• GOAL
Copy every line of the records below that holds the word "parva".

-- Begin INPUT MATERIAL --

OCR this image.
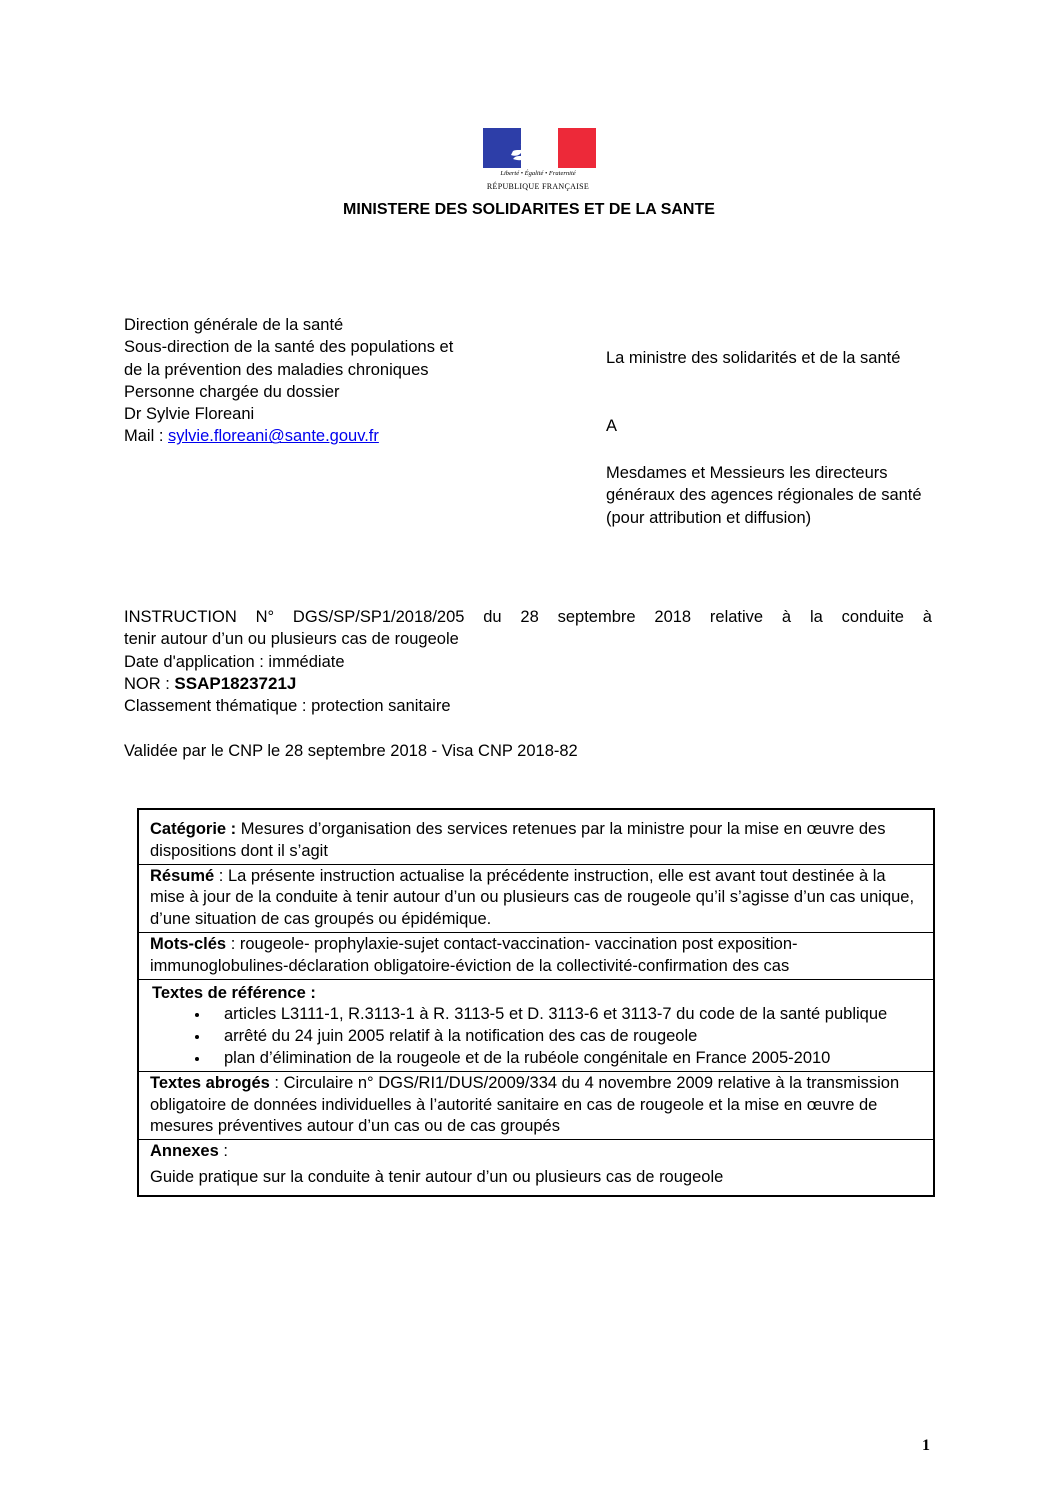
Liberté • Égalité • Fraternité
RÉPUBLIQUE FRANÇAISE
MINISTERE DES SOLIDARITES ET DE LA SANTE
Direction générale de la santé
Sous-direction de la santé des populations et
de la prévention des maladies chroniques
Personne chargée du dossier
Dr Sylvie Floreani
Mail : sylvie.floreani@sante.gouv.fr
La ministre des solidarités et de la santé
A
Mesdames et Messieurs les directeurs
généraux des agences régionales de santé
(pour attribution et diffusion)
INSTRUCTION N° DGS/SP/SP1/2018/205 du 28 septembre 2018 relative à la conduite à
tenir autour d’un ou plusieurs cas de rougeole
Date d'application : immédiate
NOR : SSAP1823721J
Classement thématique : protection sanitaire
Validée par le CNP le 28 septembre 2018 - Visa CNP 2018-82
Catégorie : Mesures d’organisation des services retenues par la ministre pour la mise en œuvre des dispositions dont il s’agit
Résumé : La présente instruction actualise la précédente instruction, elle est avant tout destinée à la mise à jour de la conduite à tenir autour d’un ou plusieurs cas de rougeole qu’il s’agisse d’un cas unique, d’une situation de cas groupés ou épidémique.
Mots-clés : rougeole- prophylaxie-sujet contact-vaccination- vaccination post exposition-immunoglobulines-déclaration obligatoire-éviction de la collectivité-confirmation des cas
Textes de référence :
• articles L3111-1, R.3113-1 à R. 3113-5 et D. 3113-6 et 3113-7 du code de la santé publique
• arrêté du 24 juin 2005 relatif à la notification des cas de rougeole
• plan d’élimination de la rougeole et de la rubéole congénitale en France 2005-2010
Textes abrogés : Circulaire n° DGS/RI1/DUS/2009/334 du 4 novembre 2009 relative à la transmission obligatoire de données individuelles à l’autorité sanitaire en cas de rougeole et la mise en œuvre de mesures préventives autour d’un cas ou de cas groupés
Annexes :
Guide pratique sur la conduite à tenir autour d’un ou plusieurs cas de rougeole
1
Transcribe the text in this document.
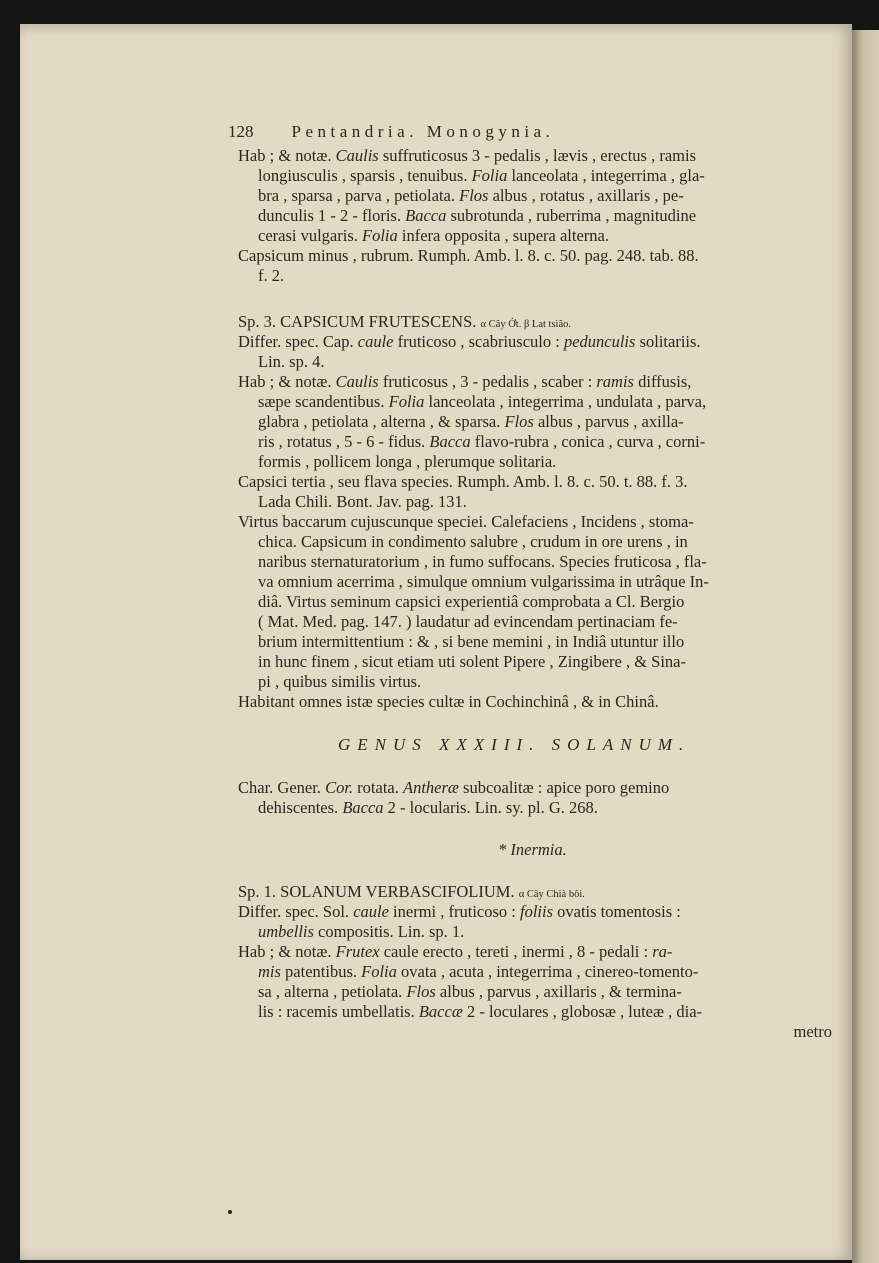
128 Pentandria. Monogynia.
Hab ; & notæ. Caulis suffruticosus 3 - pedalis , lævis , erectus , ramis
longiusculis , sparsis , tenuibus. Folia lanceolata , integerrima , gla-
bra , sparsa , parva , petiolata. Flos albus , rotatus , axillaris , pe-
dunculis 1 - 2 - floris. Bacca subrotunda , ruberrima , magnitudine
cerasi vulgaris. Folia infera opposita , supera alterna.
Capsicum minus , rubrum. Rumph. Amb. l. 8. c. 50. pag. 248. tab. 88.
f. 2.
Sp. 3. CAPSICUM FRUTESCENS. α Cây Ớt. β Lat tsião.
Differ. spec. Cap. caule fruticoso , scabriusculo : pedunculis solitariis.
Lin. sp. 4.
Hab ; & notæ. Caulis fruticosus , 3 - pedalis , scaber : ramis diffusis,
sæpe scandentibus. Folia lanceolata , integerrima , undulata , parva,
glabra , petiolata , alterna , & sparsa. Flos albus , parvus , axilla-
ris , rotatus , 5 - 6 - fidus. Bacca flavo-rubra , conica , curva , corni-
formis , pollicem longa , plerumque solitaria.
Capsici tertia , seu flava species. Rumph. Amb. l. 8. c. 50. t. 88. f. 3.
Lada Chili. Bont. Jav. pag. 131.
Virtus baccarum cujuscunque speciei. Calefaciens , Incidens , stoma-
chica. Capsicum in condimento salubre , crudum in ore urens , in
naribus sternaturatorium , in fumo suffocans. Species fruticosa , fla-
va omnium acerrima , simulque omnium vulgarissima in utrâque In-
diâ. Virtus seminum capsici experientiâ comprobata a Cl. Bergio
( Mat. Med. pag. 147. ) laudatur ad evincendam pertinaciam fe-
brium intermittentium : & , si bene memini , in Indiâ utuntur illo
in hunc finem , sicut etiam uti solent Pipere , Zingibere , & Sina-
pi , quibus similis virtus.
Habitant omnes istæ species cultæ in Cochinchinâ , & in Chinâ.
GENUS XXXIII. SOLANUM.
Char. Gener. Cor. rotata. Antheræ subcoalitæ : apice poro gemino
dehiscentes. Bacca 2 - locularis. Lin. sy. pl. G. 268.
* Inermia.
Sp. 1. SOLANUM VERBASCIFOLIUM. α Cây Chià bôi.
Differ. spec. Sol. caule inermi , fruticoso : foliis ovatis tomentosis :
umbellis compositis. Lin. sp. 1.
Hab ; & notæ. Frutex caule erecto , tereti , inermi , 8 - pedali : ra-
mis patentibus. Folia ovata , acuta , integerrima , cinereo-tomento-
sa , alterna , petiolata. Flos albus , parvus , axillaris , & termina-
lis : racemis umbellatis. Baccæ 2 - loculares , globosæ , luteæ , dia-
metro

-- End INPUT MATERIAL --

• REPLY TO THE EXERCISE
bra , sparsa , parva , petiolata. Flos albus , rotatus , axillaris , pe-
sæpe scandentibus. Folia lanceolata , integerrima , undulata , parva,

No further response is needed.